Selon vous, pourquoi est-il nécessaire d'organiser le management de l’innovation ?

L'argument que je donnerais, c'est le secteur médical, l'hôpital en particulier, est face à des challenges immenses, qui vont faire que ça croit dans les prochaines années parce que on connaît tous les problèmes de financement, de démographie médicale ou de démographie  de la population. Face à ces changements face à ces challenges qui sont immenses, si on met pas le paquet pour innover,  malheureusement je pense on va avoir des problèmes. Je pense que mettre une direction innovation en place, c'est pas la garantie du succès mais c'est pour moi requis si on veut s'armer et correctement se mettre en position pour pour lutter contre ces challenges là.

Pensez-vous que les innovateurs ont besoin d’être accompagnés ?

DOCUMENTS DE TRAVAIL

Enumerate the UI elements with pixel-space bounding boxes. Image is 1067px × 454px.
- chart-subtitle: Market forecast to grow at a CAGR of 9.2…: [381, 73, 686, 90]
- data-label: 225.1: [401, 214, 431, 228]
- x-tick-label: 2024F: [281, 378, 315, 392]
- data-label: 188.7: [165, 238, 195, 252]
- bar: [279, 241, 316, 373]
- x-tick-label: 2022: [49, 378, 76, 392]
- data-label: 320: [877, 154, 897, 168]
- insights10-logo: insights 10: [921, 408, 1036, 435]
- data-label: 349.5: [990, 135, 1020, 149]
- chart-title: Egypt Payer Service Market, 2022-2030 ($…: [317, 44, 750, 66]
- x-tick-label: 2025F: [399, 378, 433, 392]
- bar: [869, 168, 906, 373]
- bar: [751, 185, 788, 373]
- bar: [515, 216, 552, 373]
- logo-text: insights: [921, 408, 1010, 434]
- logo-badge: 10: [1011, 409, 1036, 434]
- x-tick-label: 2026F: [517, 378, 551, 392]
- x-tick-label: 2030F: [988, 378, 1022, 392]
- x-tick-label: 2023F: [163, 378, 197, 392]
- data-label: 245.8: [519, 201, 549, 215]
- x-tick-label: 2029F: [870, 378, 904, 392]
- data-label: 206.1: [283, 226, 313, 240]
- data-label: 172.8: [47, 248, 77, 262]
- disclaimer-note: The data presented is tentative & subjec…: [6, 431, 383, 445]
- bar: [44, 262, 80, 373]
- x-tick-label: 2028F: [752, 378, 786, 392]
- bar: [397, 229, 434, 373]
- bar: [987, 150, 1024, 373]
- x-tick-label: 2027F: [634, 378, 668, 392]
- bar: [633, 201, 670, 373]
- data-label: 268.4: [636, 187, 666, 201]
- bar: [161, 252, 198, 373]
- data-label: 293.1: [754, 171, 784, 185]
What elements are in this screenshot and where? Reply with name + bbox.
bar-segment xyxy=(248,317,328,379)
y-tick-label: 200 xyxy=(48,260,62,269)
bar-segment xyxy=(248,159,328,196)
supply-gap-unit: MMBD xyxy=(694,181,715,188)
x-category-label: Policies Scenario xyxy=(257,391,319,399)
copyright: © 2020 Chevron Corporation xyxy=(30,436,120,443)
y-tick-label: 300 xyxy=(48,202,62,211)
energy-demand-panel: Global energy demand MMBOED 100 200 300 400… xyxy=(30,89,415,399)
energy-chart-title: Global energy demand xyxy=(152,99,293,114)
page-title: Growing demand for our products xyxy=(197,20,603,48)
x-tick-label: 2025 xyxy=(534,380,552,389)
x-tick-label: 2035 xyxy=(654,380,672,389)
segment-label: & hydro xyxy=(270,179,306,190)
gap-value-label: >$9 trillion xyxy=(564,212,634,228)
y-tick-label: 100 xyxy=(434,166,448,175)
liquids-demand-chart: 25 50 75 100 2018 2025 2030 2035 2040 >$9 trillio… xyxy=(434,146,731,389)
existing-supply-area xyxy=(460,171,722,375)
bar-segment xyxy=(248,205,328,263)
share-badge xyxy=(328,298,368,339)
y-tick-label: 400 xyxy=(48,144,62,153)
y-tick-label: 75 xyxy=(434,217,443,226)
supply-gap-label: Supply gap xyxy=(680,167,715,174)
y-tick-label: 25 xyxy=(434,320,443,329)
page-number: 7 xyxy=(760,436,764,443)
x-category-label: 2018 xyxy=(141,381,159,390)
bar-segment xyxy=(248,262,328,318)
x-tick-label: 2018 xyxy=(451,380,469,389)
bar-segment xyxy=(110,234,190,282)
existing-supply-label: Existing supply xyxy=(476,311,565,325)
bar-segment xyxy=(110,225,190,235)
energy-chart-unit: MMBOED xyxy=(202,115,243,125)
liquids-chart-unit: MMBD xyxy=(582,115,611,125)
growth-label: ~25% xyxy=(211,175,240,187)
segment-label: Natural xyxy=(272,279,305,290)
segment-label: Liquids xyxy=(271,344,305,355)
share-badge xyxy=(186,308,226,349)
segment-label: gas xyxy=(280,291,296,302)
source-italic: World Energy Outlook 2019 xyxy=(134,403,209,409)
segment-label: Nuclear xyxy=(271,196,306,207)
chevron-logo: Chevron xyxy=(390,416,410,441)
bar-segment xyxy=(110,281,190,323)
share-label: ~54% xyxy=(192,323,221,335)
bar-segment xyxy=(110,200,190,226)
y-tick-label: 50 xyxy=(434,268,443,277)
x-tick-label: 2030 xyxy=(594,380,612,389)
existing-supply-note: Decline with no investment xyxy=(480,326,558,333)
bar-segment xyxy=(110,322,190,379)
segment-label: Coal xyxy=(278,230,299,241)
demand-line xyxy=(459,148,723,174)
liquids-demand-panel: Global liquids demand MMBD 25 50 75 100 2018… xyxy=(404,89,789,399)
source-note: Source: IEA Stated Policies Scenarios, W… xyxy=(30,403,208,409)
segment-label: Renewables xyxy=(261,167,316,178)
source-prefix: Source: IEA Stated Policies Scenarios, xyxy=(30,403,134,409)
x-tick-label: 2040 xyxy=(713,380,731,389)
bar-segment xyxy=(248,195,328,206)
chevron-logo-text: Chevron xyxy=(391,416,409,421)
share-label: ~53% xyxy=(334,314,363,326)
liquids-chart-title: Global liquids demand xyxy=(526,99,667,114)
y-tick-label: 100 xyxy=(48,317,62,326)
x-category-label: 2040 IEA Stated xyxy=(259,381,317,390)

CONSIGNE
Résumez l'extrait de page en deux phrases.

RÉPONSE
À la question de savoir pourquoi il faut organiser le management de l'innovation, la personne interrogée répond que le secteur médical, et l'hôpital en particulier, fait face à d'immenses défis liés au financement et à la démographie médicale et de la population, et que sans gros effort pour innover il y aura des problèmes. Pour elle, mettre en place une direction innovation ne garantit pas le succès, mais c'est nécessaire pour bien se préparer à lutter contre ces défis.